TASK DIRECTIONS » Retype the records below exactly as they appear.

(Dataset excerpt)

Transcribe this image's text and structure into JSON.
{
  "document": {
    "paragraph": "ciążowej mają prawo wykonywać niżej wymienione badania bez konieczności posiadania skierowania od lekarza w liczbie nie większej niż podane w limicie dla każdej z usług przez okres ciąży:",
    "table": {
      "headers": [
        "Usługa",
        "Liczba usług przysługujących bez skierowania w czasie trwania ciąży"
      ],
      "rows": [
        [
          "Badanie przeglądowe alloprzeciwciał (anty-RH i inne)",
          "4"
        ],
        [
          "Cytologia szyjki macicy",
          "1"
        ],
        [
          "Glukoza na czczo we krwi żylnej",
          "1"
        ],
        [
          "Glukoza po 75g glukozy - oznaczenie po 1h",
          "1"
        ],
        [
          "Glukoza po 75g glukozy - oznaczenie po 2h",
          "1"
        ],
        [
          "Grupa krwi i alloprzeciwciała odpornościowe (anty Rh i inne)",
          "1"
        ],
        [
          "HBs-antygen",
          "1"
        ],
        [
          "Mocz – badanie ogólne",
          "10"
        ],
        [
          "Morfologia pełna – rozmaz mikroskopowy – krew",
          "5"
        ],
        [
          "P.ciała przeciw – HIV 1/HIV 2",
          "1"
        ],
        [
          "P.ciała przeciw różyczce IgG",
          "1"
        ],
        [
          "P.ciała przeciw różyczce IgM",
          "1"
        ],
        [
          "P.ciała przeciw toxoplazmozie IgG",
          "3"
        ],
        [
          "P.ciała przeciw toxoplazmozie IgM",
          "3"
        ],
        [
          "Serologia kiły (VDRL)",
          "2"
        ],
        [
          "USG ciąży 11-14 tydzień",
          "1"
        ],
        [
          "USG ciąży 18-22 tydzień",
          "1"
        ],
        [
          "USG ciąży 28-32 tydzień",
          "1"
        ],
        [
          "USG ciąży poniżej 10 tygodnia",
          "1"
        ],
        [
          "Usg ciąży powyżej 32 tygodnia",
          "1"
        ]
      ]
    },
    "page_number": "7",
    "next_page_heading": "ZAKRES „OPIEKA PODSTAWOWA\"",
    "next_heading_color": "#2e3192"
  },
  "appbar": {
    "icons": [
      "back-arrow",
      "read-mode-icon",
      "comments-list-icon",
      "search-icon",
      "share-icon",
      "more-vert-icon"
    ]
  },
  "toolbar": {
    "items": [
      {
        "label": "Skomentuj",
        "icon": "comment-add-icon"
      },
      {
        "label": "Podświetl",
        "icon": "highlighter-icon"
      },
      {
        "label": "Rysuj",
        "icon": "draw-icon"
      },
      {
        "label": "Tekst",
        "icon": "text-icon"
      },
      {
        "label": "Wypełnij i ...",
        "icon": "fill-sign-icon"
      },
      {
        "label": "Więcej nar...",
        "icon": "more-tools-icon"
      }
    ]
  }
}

THE REPLY »
Transcribe this image's text and structure into JSON.
{
  "document": {
    "paragraph": "ciążowej mają prawo wykonywać niżej wymienione badania bez konieczności posiadania skierowania od lekarza w liczbie nie większej niż podane w limicie dla każdej z usług przez okres ciąży:",
    "table": {
      "headers": [
        "Usługa",
        "Liczba usług przysługujących bez skierowania w czasie trwania ciąży"
      ],
      "rows": [
        [
          "Badanie przeglądowe alloprzeciwciał (anty-RH i inne)",
          "4"
        ],
        [
          "Cytologia szyjki macicy",
          "1"
        ],
        [
          "Glukoza na czczo we krwi żylnej",
          "1"
        ],
        [
          "Glukoza po 75g glukozy - oznaczenie po 1h",
          "1"
        ],
        [
          "Glukoza po 75g glukozy - oznaczenie po 2h",
          "1"
        ],
        [
          "Grupa krwi i alloprzeciwciała odpornościowe (anty Rh i inne)",
          "1"
        ],
        [
          "HBs-antygen",
          "1"
        ],
        [
          "Mocz – badanie ogólne",
          "10"
        ],
        [
          "Morfologia pełna – rozmaz mikroskopowy – krew",
          "5"
        ],
        [
          "P.ciała przeciw – HIV 1/HIV 2",
          "1"
        ],
        [
          "P.ciała przeciw różyczce IgG",
          "1"
        ],
        [
          "P.ciała przeciw różyczce IgM",
          "1"
        ],
        [
          "P.ciała przeciw toxoplazmozie IgG",
          "3"
        ],
        [
          "P.ciała przeciw toxoplazmozie IgM",
          "3"
        ],
        [
          "Serologia kiły (VDRL)",
          "2"
        ],
        [
          "USG ciąży 11-14 tydzień",
          "1"
        ],
        [
          "USG ciąży 18-22 tydzień",
          "1"
        ],
        [
          "USG ciąży 28-32 tydzień",
          "1"
        ],
        [
          "USG ciąży poniżej 10 tygodnia",
          "1"
        ],
        [
          "Usg ciąży powyżej 32 tygodnia",
          "1"
        ]
      ]
    },
    "page_number": "7",
    "next_page_heading": "ZAKRES „OPIEKA PODSTAWOWA\"",
    "next_heading_color": "#2e3192"
  },
  "appbar": {
    "icons": [
      "back-arrow",
      "read-mode-icon",
      "comments-list-icon",
      "search-icon",
      "share-icon",
      "more-vert-icon"
    ]
  },
  "toolbar": {
    "items": [
      {
        "label": "Skomentuj",
        "icon": "comment-add-icon"
      },
      {
        "label": "Podświetl",
        "icon": "highlighter-icon"
      },
      {
        "label": "Rysuj",
        "icon": "draw-icon"
      },
      {
        "label": "Tekst",
        "icon": "text-icon"
      },
      {
        "label": "Wypełnij i ...",
        "icon": "fill-sign-icon"
      },
      {
        "label": "Więcej nar...",
        "icon": "more-tools-icon"
      }
    ]
  }
}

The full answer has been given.